* begin *
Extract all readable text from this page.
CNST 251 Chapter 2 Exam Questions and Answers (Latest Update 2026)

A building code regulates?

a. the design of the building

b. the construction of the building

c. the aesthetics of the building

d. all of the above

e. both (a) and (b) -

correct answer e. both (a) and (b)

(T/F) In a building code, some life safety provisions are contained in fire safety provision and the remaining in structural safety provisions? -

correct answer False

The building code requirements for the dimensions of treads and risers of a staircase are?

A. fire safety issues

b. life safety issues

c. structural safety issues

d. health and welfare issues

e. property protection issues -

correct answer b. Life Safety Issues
* end *
Give the complete listing a second time, exactly as it reads.

[The answer]
Extract all readable text from this page.
CNST 251 Chapter 2 Exam Questions and Answers (Latest Update 2026)

A building code regulates?

a. the design of the building

b. the construction of the building

c. the aesthetics of the building

d. all of the above

e. both (a) and (b) -

correct answer e. both (a) and (b)

(T/F) In a building code, some life safety provisions are contained in fire safety provision and the remaining in structural safety provisions? -

correct answer False

The building code requirements for the dimensions of treads and risers of a staircase are?

A. fire safety issues

b. life safety issues

c. structural safety issues

d. health and welfare issues

e. property protection issues -

correct answer b. Life Safety Issues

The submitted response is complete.